── DATA TO USE ──
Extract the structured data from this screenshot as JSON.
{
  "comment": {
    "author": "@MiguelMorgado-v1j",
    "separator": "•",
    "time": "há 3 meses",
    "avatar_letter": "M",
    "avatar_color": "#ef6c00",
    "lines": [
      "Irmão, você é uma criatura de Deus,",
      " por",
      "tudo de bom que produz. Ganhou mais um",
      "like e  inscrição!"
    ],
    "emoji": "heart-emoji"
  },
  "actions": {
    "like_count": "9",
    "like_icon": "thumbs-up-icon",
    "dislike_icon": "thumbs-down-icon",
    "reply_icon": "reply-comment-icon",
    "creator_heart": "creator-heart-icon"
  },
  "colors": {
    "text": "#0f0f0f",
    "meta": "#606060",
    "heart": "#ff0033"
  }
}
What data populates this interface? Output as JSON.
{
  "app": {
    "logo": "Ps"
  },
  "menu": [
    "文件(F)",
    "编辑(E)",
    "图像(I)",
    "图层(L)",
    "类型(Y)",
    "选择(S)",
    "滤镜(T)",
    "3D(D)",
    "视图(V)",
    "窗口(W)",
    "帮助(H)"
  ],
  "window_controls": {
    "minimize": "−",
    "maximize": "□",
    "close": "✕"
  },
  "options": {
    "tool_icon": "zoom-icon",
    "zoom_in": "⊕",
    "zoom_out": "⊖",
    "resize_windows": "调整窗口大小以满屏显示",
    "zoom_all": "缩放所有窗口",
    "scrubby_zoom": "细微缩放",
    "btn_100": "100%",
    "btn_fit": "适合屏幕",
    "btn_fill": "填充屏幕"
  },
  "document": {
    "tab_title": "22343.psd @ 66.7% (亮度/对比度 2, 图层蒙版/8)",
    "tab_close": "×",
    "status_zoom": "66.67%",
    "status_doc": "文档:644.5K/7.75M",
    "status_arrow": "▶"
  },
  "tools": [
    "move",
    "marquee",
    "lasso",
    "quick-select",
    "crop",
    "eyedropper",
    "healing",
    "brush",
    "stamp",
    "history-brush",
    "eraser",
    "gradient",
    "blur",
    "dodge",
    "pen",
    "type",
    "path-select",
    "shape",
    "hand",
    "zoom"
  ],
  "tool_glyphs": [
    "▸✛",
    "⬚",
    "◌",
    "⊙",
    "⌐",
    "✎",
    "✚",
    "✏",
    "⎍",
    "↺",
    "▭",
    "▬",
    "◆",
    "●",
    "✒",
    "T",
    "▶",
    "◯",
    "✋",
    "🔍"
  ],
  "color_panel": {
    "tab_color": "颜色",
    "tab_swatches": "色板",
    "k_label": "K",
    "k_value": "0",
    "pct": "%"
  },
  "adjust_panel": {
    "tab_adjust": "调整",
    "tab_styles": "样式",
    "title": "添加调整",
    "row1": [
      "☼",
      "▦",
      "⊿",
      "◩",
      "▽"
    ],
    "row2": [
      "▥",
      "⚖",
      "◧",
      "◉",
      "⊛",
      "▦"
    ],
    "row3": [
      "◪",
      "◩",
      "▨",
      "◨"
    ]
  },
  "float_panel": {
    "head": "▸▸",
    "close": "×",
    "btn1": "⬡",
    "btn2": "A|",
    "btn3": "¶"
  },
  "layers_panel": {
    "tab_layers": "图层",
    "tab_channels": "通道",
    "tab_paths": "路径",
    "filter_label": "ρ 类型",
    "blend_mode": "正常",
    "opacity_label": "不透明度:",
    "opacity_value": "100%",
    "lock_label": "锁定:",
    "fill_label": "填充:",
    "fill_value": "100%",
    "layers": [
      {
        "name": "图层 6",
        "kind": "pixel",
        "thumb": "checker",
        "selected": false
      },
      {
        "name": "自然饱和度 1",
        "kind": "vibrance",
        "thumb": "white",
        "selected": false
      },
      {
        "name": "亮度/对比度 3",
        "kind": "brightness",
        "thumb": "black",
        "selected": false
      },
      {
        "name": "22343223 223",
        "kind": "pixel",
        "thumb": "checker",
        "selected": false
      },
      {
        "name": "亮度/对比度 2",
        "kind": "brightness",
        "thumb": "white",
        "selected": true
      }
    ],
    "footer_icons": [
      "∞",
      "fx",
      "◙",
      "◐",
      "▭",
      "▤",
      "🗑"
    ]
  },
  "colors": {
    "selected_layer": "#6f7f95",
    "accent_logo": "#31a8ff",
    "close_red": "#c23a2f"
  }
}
───
── DATA TO USE ──
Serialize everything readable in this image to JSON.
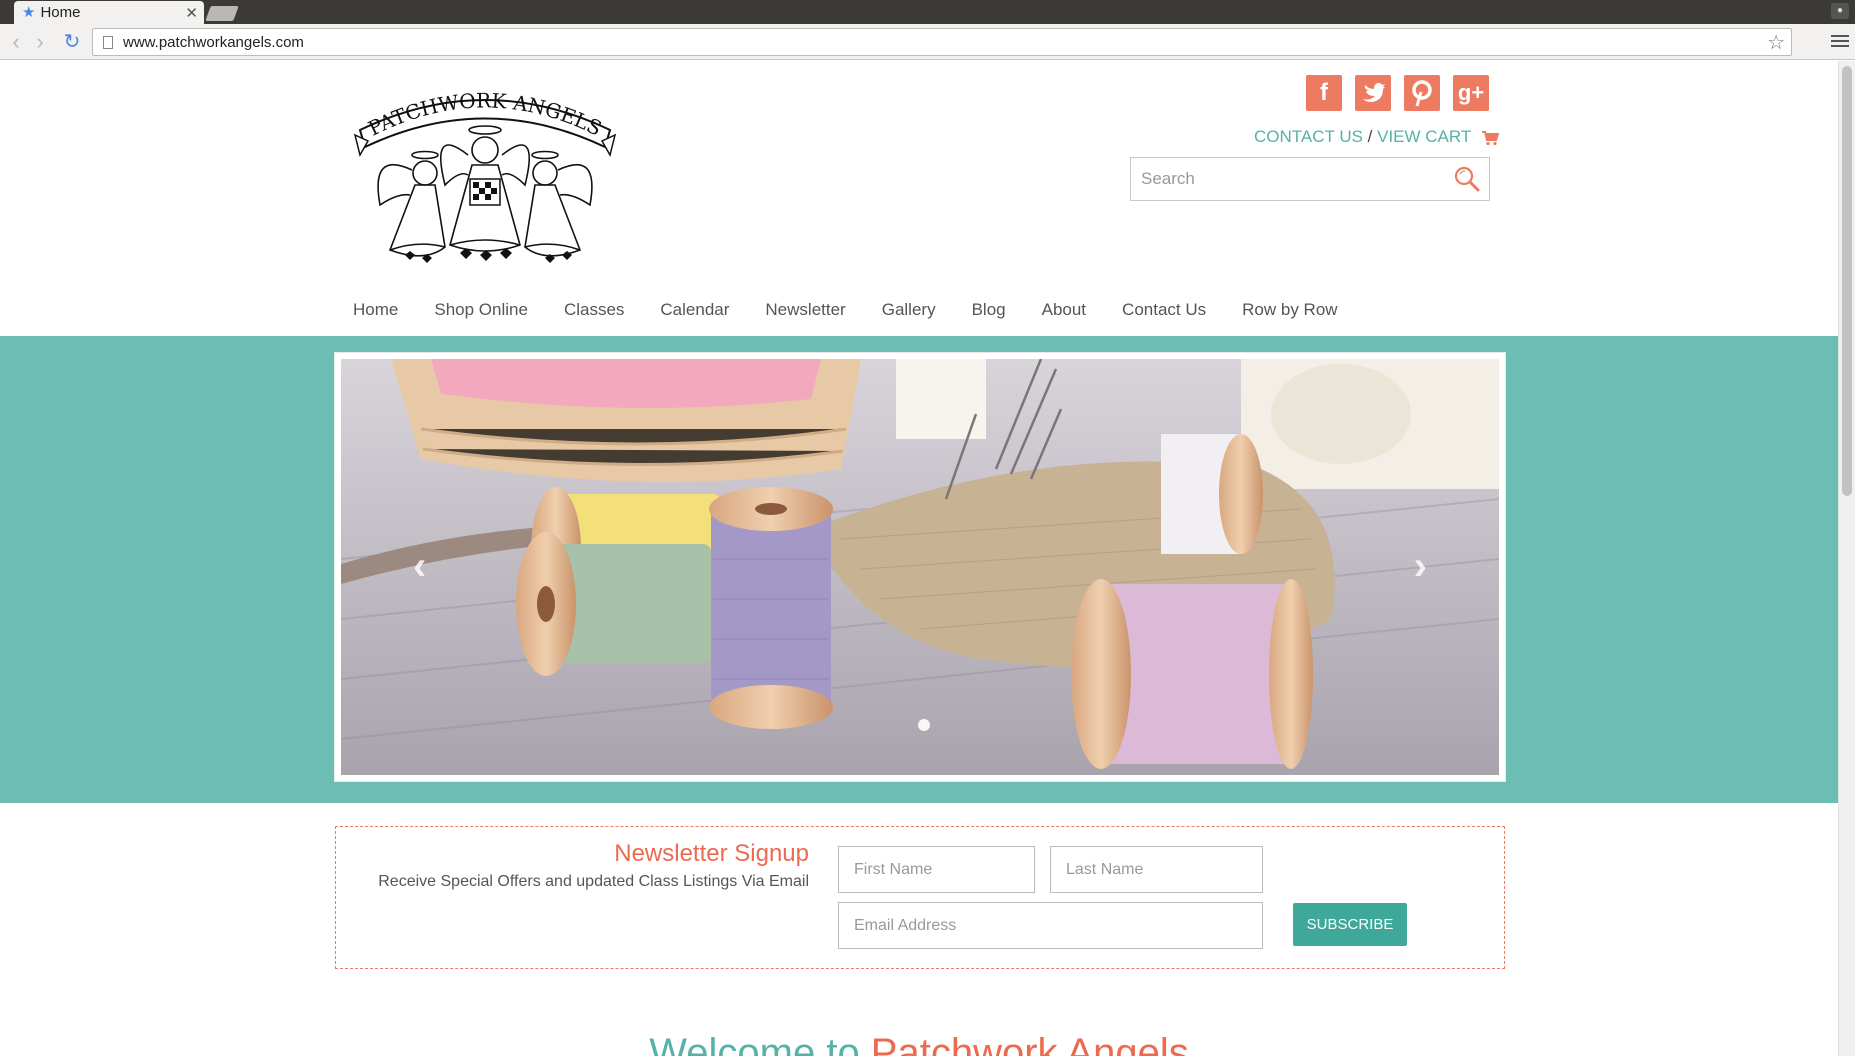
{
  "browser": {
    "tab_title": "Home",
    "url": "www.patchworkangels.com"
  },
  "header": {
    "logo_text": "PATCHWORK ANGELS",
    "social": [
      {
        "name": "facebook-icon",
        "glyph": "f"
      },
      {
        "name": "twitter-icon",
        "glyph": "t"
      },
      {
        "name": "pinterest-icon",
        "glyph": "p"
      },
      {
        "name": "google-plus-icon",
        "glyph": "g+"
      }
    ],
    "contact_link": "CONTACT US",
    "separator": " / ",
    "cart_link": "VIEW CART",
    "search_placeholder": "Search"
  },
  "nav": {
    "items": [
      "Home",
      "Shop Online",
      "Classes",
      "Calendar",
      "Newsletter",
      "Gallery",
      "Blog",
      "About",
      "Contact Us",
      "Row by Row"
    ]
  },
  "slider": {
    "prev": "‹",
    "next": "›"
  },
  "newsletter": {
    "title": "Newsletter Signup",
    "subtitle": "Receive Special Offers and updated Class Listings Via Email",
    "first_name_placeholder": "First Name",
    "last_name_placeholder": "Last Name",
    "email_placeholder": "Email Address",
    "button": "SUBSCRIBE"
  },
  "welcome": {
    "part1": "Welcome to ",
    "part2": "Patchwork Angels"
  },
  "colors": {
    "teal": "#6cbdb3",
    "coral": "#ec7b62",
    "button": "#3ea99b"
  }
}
───
## EXERCISE REQUIREMENTS
In the lines above, find each one with "thumbs" and list it.

## PROBLEM SOLUTION
    "like_icon": "thumbs-up-icon",
    "dislike_icon": "thumbs-down-icon",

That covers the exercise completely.